» EXERCISE OBJECTIVE: Count every line where "взрослых" shows up, and give that number only.

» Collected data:

-- -- --

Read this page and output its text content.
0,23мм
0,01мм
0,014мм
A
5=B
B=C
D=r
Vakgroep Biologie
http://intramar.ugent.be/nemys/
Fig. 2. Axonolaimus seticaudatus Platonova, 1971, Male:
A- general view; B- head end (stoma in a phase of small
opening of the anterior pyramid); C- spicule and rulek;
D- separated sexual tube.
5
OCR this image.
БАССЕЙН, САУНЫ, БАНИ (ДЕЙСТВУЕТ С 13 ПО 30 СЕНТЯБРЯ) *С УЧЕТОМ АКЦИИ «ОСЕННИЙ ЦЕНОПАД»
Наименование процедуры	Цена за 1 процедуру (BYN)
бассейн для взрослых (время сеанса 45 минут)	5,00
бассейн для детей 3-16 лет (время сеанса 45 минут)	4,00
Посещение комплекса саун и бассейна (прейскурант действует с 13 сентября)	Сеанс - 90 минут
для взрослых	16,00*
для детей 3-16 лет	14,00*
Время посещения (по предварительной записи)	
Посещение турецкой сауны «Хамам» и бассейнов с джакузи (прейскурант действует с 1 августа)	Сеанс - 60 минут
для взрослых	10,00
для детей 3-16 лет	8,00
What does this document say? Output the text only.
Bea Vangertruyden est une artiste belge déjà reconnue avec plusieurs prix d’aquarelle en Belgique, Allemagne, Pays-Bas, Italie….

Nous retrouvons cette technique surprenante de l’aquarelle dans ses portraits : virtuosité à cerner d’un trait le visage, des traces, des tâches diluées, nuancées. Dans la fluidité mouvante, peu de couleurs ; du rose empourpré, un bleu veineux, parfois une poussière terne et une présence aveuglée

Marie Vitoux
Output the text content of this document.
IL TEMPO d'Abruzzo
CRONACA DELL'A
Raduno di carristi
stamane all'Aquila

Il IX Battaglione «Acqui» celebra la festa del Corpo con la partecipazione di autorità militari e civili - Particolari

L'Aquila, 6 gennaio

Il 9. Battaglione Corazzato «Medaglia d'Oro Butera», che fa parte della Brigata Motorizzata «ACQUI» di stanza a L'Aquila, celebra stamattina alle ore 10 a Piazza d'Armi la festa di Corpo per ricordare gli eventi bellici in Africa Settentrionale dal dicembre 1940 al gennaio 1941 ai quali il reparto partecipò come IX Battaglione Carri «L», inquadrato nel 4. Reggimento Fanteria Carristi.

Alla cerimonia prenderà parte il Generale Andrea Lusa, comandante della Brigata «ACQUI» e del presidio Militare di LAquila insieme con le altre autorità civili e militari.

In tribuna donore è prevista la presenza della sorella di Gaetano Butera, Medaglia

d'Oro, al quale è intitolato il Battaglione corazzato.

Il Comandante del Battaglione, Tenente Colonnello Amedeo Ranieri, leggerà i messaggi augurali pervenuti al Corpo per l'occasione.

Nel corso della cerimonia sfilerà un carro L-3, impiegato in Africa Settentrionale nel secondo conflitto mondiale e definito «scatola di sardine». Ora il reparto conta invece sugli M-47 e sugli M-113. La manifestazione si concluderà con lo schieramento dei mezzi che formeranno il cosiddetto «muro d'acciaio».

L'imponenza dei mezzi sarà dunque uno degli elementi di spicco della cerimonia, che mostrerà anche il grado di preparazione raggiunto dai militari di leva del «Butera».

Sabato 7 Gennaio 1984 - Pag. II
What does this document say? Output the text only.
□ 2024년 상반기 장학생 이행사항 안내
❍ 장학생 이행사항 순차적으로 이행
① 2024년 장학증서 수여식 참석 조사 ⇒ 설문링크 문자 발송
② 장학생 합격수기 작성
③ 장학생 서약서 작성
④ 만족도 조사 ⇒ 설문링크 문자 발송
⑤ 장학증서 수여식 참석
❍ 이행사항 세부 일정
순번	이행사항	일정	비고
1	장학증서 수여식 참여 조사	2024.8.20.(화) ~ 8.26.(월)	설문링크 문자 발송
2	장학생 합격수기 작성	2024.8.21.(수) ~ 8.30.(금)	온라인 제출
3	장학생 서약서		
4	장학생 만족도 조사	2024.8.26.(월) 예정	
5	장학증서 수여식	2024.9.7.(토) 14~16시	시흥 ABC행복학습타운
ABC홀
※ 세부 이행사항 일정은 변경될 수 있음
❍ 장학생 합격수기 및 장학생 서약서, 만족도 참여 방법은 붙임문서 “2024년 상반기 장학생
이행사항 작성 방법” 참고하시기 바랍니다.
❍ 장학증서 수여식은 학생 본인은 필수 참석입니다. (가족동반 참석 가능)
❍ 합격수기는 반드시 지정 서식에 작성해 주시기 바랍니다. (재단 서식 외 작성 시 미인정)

-- -- --

» SOLUTION FOR THIS TASK: 3